→ REQUIRED TASK
Each entry below should be echoed exactly, with pictures omitted.

→ DATA EXTRACT
:::::
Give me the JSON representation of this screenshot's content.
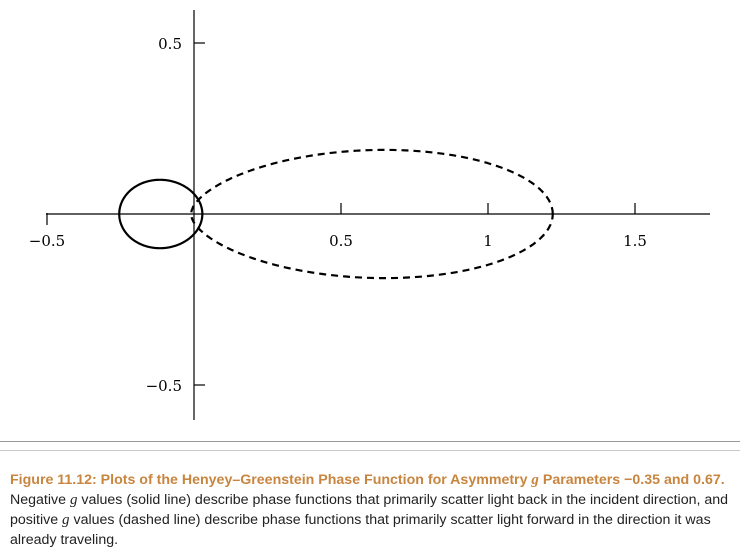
{
  "chart_data": {
    "type": "line",
    "title": "",
    "xlabel": "",
    "ylabel": "",
    "xlim": [
      -0.55,
      1.7
    ],
    "ylim": [
      -0.65,
      0.55
    ],
    "x_ticks": [
      {
        "value": -0.5,
        "label": "−0.5"
      },
      {
        "value": 0.5,
        "label": "0.5"
      },
      {
        "value": 1,
        "label": "1"
      },
      {
        "value": 1.5,
        "label": "1.5"
      }
    ],
    "y_ticks": [
      {
        "value": 0.5,
        "label": "0.5"
      },
      {
        "value": -0.5,
        "label": "−0.5"
      }
    ],
    "grid": false,
    "series": [
      {
        "g": -0.35,
        "style": "solid",
        "plot": "polar",
        "curve": "Henyey-Greenstein phase function"
      },
      {
        "g": 0.67,
        "style": "dashed",
        "plot": "polar",
        "curve": "Henyey-Greenstein phase function"
      }
    ]
  },
  "caption": {
    "head_a": "Figure 11.12: Plots of the Henyey–Greenstein Phase Function for Asymmetry ",
    "g": "g",
    "head_b": " Parameters −0.35 and 0.67.",
    "body_a": " Negative ",
    "body_b": " values (solid line) describe phase functions that primarily scatter light back in the incident direction, and positive ",
    "body_c": " values (dashed line) describe phase functions that primarily scatter light forward in the direction it was already traveling."
  }
}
:::::
→ RESPONSE BELOW
Give me the JSON representation of this screenshot's content.
{
  "chart_data": {
    "type": "line",
    "title": "",
    "xlabel": "",
    "ylabel": "",
    "xlim": [
      -0.55,
      1.7
    ],
    "ylim": [
      -0.65,
      0.55
    ],
    "x_ticks": [
      {
        "value": -0.5,
        "label": "−0.5"
      },
      {
        "value": 0.5,
        "label": "0.5"
      },
      {
        "value": 1,
        "label": "1"
      },
      {
        "value": 1.5,
        "label": "1.5"
      }
    ],
    "y_ticks": [
      {
        "value": 0.5,
        "label": "0.5"
      },
      {
        "value": -0.5,
        "label": "−0.5"
      }
    ],
    "grid": false,
    "series": [
      {
        "g": -0.35,
        "style": "solid",
        "plot": "polar",
        "curve": "Henyey-Greenstein phase function"
      },
      {
        "g": 0.67,
        "style": "dashed",
        "plot": "polar",
        "curve": "Henyey-Greenstein phase function"
      }
    ]
  },
  "caption": {
    "head_a": "Figure 11.12: Plots of the Henyey–Greenstein Phase Function for Asymmetry ",
    "g": "g",
    "head_b": " Parameters −0.35 and 0.67.",
    "body_a": " Negative ",
    "body_b": " values (solid line) describe phase functions that primarily scatter light back in the incident direction, and positive ",
    "body_c": " values (dashed line) describe phase functions that primarily scatter light forward in the direction it was already traveling."
  }
}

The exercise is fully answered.